◆ Records from a collection
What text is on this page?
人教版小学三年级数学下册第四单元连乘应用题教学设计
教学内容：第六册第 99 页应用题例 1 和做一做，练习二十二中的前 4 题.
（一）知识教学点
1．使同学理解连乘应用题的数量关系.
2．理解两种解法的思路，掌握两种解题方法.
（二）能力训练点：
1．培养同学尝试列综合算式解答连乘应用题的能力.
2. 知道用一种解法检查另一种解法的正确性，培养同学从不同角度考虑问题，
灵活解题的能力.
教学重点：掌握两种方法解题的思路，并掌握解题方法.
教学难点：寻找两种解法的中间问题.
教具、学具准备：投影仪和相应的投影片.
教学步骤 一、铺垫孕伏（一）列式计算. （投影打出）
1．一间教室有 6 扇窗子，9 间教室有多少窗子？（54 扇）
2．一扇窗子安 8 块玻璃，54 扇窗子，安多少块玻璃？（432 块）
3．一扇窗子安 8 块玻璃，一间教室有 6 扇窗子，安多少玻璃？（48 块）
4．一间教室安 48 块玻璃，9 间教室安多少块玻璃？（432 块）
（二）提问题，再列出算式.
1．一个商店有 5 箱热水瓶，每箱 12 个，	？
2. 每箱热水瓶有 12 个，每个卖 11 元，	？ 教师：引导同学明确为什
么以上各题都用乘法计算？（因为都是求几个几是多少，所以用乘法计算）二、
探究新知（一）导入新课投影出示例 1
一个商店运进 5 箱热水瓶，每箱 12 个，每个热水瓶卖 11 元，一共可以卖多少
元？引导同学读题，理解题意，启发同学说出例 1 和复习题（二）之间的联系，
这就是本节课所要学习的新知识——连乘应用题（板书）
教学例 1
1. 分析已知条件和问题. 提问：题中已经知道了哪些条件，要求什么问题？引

◆ TASK BRIEF
Exactly as they are written, print the entries again.

◆ RESULT OF THIS EXERCISE
What text is on this page?
人教版小学三年级数学下册第四单元连乘应用题教学设计
教学内容：第六册第 99 页应用题例 1 和做一做，练习二十二中的前 4 题.
（一）知识教学点
1．使同学理解连乘应用题的数量关系.
2．理解两种解法的思路，掌握两种解题方法.
（二）能力训练点：
1．培养同学尝试列综合算式解答连乘应用题的能力.
2. 知道用一种解法检查另一种解法的正确性，培养同学从不同角度考虑问题，
灵活解题的能力.
教学重点：掌握两种方法解题的思路，并掌握解题方法.
教学难点：寻找两种解法的中间问题.
教具、学具准备：投影仪和相应的投影片.
教学步骤 一、铺垫孕伏（一）列式计算. （投影打出）
1．一间教室有 6 扇窗子，9 间教室有多少窗子？（54 扇）
2．一扇窗子安 8 块玻璃，54 扇窗子，安多少块玻璃？（432 块）
3．一扇窗子安 8 块玻璃，一间教室有 6 扇窗子，安多少玻璃？（48 块）
4．一间教室安 48 块玻璃，9 间教室安多少块玻璃？（432 块）
（二）提问题，再列出算式.
1．一个商店有 5 箱热水瓶，每箱 12 个，	？
2. 每箱热水瓶有 12 个，每个卖 11 元，	？ 教师：引导同学明确为什
么以上各题都用乘法计算？（因为都是求几个几是多少，所以用乘法计算）二、
探究新知（一）导入新课投影出示例 1
一个商店运进 5 箱热水瓶，每箱 12 个，每个热水瓶卖 11 元，一共可以卖多少
元？引导同学读题，理解题意，启发同学说出例 1 和复习题（二）之间的联系，
这就是本节课所要学习的新知识——连乘应用题（板书）
教学例 1
1. 分析已知条件和问题. 提问：题中已经知道了哪些条件，要求什么问题？引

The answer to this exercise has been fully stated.